--- THE TASK ---
Below are records; reproduce exactly the lines from the one containing "Read the values" through the end, both included, and only those.

--- THE DATA ---
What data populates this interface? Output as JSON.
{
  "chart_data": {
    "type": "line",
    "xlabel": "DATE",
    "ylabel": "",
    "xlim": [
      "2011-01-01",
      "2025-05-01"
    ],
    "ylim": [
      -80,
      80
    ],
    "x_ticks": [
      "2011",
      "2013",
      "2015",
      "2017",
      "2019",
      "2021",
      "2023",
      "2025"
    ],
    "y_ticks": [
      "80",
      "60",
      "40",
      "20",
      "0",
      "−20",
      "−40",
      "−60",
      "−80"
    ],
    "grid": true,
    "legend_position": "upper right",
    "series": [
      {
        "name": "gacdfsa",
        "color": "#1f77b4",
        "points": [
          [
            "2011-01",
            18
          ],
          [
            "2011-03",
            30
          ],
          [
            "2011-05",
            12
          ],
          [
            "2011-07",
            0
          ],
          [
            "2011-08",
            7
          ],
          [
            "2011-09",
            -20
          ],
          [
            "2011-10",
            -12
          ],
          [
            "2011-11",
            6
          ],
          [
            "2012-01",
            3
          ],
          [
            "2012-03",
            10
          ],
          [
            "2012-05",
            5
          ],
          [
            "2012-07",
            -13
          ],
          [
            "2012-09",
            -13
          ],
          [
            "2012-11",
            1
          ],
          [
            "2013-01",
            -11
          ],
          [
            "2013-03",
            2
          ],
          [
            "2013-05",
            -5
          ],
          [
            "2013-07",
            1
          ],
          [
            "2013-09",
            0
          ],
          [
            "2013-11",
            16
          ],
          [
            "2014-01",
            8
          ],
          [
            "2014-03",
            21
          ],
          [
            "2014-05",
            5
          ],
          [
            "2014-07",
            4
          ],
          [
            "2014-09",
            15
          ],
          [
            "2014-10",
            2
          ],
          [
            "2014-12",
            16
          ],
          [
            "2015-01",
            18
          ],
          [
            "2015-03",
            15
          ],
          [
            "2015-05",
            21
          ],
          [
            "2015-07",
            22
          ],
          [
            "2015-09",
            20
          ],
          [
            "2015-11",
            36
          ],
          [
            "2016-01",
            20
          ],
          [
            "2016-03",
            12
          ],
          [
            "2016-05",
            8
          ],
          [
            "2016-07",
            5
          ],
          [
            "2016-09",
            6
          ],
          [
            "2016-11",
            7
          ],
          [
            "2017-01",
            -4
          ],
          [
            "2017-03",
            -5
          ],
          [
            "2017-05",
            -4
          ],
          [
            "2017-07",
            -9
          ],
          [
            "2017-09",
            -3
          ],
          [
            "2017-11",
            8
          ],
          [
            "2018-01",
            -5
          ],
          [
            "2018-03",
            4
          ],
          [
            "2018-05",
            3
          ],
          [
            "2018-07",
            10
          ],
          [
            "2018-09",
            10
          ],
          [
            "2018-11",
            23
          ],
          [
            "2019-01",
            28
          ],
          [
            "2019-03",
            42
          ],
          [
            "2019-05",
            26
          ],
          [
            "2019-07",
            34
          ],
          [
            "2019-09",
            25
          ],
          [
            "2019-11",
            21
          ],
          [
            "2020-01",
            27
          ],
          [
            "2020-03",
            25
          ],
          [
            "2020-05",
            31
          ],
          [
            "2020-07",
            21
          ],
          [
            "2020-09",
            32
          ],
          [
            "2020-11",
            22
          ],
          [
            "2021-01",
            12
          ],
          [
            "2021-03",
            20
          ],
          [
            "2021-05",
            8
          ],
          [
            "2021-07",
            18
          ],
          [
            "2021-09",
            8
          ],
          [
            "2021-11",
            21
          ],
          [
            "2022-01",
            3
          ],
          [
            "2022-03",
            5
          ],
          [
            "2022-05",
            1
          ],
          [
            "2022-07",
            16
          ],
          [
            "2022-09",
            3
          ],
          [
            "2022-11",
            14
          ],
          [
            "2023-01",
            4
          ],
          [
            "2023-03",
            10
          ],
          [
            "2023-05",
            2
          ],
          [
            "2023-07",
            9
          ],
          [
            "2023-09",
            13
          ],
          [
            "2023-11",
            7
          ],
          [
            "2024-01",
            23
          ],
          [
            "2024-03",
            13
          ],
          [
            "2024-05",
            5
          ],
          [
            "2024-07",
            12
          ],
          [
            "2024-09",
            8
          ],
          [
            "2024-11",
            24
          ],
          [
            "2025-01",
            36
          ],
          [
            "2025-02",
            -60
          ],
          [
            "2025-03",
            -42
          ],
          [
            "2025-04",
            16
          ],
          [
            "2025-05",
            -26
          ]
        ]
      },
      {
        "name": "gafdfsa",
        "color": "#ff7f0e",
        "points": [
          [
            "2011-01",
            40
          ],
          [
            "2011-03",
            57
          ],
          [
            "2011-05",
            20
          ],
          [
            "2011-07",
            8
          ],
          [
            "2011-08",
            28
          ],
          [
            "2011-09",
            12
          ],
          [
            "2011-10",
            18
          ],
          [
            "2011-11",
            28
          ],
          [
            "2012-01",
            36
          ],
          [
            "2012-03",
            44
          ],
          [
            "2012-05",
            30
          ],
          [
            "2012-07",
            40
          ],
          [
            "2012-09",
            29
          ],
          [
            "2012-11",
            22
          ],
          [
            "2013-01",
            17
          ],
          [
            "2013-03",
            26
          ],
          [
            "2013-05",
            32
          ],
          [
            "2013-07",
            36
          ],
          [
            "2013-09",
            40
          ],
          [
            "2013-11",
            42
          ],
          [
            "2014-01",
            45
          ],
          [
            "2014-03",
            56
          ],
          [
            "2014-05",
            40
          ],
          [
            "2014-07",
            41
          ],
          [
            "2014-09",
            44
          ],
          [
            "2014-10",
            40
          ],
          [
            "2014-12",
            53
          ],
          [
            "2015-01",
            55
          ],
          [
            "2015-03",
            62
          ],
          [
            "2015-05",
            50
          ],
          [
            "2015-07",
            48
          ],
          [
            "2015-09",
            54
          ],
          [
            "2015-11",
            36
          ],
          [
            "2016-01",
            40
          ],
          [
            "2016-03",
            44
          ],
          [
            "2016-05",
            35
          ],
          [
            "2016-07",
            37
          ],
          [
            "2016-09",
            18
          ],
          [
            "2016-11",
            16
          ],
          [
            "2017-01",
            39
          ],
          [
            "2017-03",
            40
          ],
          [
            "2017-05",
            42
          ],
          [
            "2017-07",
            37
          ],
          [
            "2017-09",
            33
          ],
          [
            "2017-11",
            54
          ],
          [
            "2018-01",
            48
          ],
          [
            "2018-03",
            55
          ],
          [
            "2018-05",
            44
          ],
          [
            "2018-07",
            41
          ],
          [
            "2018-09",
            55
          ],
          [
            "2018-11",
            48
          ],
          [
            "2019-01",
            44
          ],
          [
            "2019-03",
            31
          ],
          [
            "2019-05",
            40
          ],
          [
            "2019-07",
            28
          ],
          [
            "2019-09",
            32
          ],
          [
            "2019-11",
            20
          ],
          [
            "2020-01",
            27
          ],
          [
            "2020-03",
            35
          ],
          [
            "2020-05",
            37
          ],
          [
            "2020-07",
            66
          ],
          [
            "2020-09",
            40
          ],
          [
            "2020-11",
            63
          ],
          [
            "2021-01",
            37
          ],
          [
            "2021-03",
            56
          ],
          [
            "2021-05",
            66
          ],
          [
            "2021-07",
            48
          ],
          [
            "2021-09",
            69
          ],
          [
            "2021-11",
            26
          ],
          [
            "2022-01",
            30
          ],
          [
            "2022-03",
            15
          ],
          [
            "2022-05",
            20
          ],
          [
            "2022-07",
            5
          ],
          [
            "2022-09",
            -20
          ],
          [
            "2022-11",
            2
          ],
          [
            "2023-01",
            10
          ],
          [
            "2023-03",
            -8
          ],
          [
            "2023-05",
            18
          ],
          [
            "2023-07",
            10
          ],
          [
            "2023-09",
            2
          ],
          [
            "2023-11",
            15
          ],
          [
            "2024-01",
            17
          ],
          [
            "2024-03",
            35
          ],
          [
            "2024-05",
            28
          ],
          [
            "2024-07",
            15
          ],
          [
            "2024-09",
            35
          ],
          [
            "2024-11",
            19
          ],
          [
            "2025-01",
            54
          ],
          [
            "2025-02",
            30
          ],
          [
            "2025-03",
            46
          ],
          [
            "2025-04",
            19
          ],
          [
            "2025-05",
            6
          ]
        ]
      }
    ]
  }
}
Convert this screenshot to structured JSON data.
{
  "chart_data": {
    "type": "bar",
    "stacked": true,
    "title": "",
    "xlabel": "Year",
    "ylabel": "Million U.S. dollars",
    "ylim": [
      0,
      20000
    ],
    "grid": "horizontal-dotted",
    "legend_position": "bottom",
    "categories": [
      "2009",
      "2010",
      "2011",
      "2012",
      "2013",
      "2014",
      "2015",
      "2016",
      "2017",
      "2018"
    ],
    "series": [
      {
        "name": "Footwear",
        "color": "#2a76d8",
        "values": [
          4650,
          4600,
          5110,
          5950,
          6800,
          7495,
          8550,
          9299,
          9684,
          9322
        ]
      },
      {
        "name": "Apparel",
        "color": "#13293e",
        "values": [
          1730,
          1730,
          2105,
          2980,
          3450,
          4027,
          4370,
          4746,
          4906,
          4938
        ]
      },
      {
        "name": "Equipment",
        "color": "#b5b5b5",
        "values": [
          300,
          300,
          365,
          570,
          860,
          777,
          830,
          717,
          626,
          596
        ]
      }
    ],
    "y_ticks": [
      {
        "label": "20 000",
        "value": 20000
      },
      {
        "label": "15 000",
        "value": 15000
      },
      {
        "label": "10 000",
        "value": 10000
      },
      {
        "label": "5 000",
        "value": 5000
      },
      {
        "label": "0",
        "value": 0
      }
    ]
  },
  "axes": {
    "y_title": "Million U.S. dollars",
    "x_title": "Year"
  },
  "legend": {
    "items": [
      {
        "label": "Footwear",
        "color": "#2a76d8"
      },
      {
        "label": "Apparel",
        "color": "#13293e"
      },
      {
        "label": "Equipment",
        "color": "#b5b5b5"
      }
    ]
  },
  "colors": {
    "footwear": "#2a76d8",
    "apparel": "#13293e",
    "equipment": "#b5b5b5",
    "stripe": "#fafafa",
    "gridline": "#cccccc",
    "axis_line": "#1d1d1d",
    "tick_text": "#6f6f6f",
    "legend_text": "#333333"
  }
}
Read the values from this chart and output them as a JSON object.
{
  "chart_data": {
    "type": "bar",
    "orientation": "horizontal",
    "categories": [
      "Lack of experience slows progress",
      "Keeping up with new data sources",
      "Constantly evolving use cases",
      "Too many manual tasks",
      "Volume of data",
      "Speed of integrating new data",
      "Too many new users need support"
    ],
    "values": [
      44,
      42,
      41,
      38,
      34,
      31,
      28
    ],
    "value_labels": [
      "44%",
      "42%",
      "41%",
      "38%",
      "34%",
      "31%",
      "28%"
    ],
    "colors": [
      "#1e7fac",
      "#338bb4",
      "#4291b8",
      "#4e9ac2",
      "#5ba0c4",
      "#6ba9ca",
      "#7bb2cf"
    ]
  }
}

--- SOLUTION TO THIS TASK ---
Read the values from this chart and output them as a JSON object.
{
  "chart_data": {
    "type": "bar",
    "orientation": "horizontal",
    "categories": [
      "Lack of experience slows progress",
      "Keeping up with new data sources",
      "Constantly evolving use cases",
      "Too many manual tasks",
      "Volume of data",
      "Speed of integrating new data",
      "Too many new users need support"
    ],
    "values": [
      44,
      42,
      41,
      38,
      34,
      31,
      28
    ],
    "value_labels": [
      "44%",
      "42%",
      "41%",
      "38%",
      "34%",
      "31%",
      "28%"
    ],
    "colors": [
      "#1e7fac",
      "#338bb4",
      "#4291b8",
      "#4e9ac2",
      "#5ba0c4",
      "#6ba9ca",
      "#7bb2cf"
    ]
  }
}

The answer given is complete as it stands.